Transcribe the records below in full; pictures stay out of the copy.
══ Dataset records ══
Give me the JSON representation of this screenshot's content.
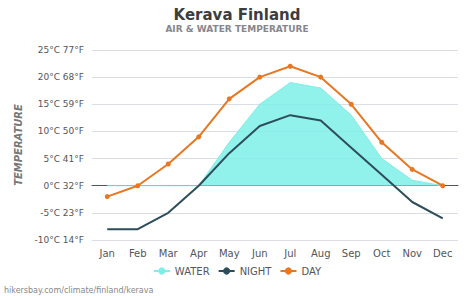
{
  "chart_data": {
    "type": "line",
    "title": "Kerava Finland",
    "subtitle": "AIR & WATER TEMPERATURE",
    "ylabel": "TEMPERATURE",
    "annotation": "hikersbay.com/climate/finland/kerava",
    "categories": [
      "Jan",
      "Feb",
      "Mar",
      "Apr",
      "May",
      "Jun",
      "Jul",
      "Aug",
      "Sep",
      "Oct",
      "Nov",
      "Dec"
    ],
    "series": [
      {
        "name": "WATER",
        "type": "area",
        "color": "#7eeee8",
        "values": [
          0,
          0,
          0,
          0,
          8,
          15,
          19,
          18,
          13,
          5,
          1,
          0
        ]
      },
      {
        "name": "NIGHT",
        "type": "line",
        "color": "#2e4d5a",
        "line_style": "solid",
        "values": [
          -8,
          -8,
          -5,
          0,
          6,
          11,
          13,
          12,
          7,
          2,
          -3,
          -6
        ]
      },
      {
        "name": "DAY",
        "type": "line",
        "color": "#e87722",
        "marker": "circle",
        "line_style": "solid",
        "values": [
          -2,
          0,
          4,
          9,
          16,
          20,
          22,
          20,
          15,
          8,
          3,
          0
        ]
      }
    ],
    "ylim": [
      -10,
      25
    ],
    "yticks": [
      {
        "value": -10,
        "label": "-10°C 14°F"
      },
      {
        "value": -5,
        "label": "-5°C 23°F"
      },
      {
        "value": 0,
        "label": "0°C 32°F"
      },
      {
        "value": 5,
        "label": "5°C 41°F"
      },
      {
        "value": 10,
        "label": "10°C 50°F"
      },
      {
        "value": 15,
        "label": "15°C 59°F"
      },
      {
        "value": 20,
        "label": "20°C 68°F"
      },
      {
        "value": 25,
        "label": "25°C 77°F"
      }
    ],
    "grid": true,
    "legend": "bottom"
  }
}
═══
### Full solution
Give me the JSON representation of this screenshot's content.
{
  "chart_data": {
    "type": "line",
    "title": "Kerava Finland",
    "subtitle": "AIR & WATER TEMPERATURE",
    "ylabel": "TEMPERATURE",
    "annotation": "hikersbay.com/climate/finland/kerava",
    "categories": [
      "Jan",
      "Feb",
      "Mar",
      "Apr",
      "May",
      "Jun",
      "Jul",
      "Aug",
      "Sep",
      "Oct",
      "Nov",
      "Dec"
    ],
    "series": [
      {
        "name": "WATER",
        "type": "area",
        "color": "#7eeee8",
        "values": [
          0,
          0,
          0,
          0,
          8,
          15,
          19,
          18,
          13,
          5,
          1,
          0
        ]
      },
      {
        "name": "NIGHT",
        "type": "line",
        "color": "#2e4d5a",
        "line_style": "solid",
        "values": [
          -8,
          -8,
          -5,
          0,
          6,
          11,
          13,
          12,
          7,
          2,
          -3,
          -6
        ]
      },
      {
        "name": "DAY",
        "type": "line",
        "color": "#e87722",
        "marker": "circle",
        "line_style": "solid",
        "values": [
          -2,
          0,
          4,
          9,
          16,
          20,
          22,
          20,
          15,
          8,
          3,
          0
        ]
      }
    ],
    "ylim": [
      -10,
      25
    ],
    "yticks": [
      {
        "value": -10,
        "label": "-10°C 14°F"
      },
      {
        "value": -5,
        "label": "-5°C 23°F"
      },
      {
        "value": 0,
        "label": "0°C 32°F"
      },
      {
        "value": 5,
        "label": "5°C 41°F"
      },
      {
        "value": 10,
        "label": "10°C 50°F"
      },
      {
        "value": 15,
        "label": "15°C 59°F"
      },
      {
        "value": 20,
        "label": "20°C 68°F"
      },
      {
        "value": 25,
        "label": "25°C 77°F"
      }
    ],
    "grid": true,
    "legend": "bottom"
  }
}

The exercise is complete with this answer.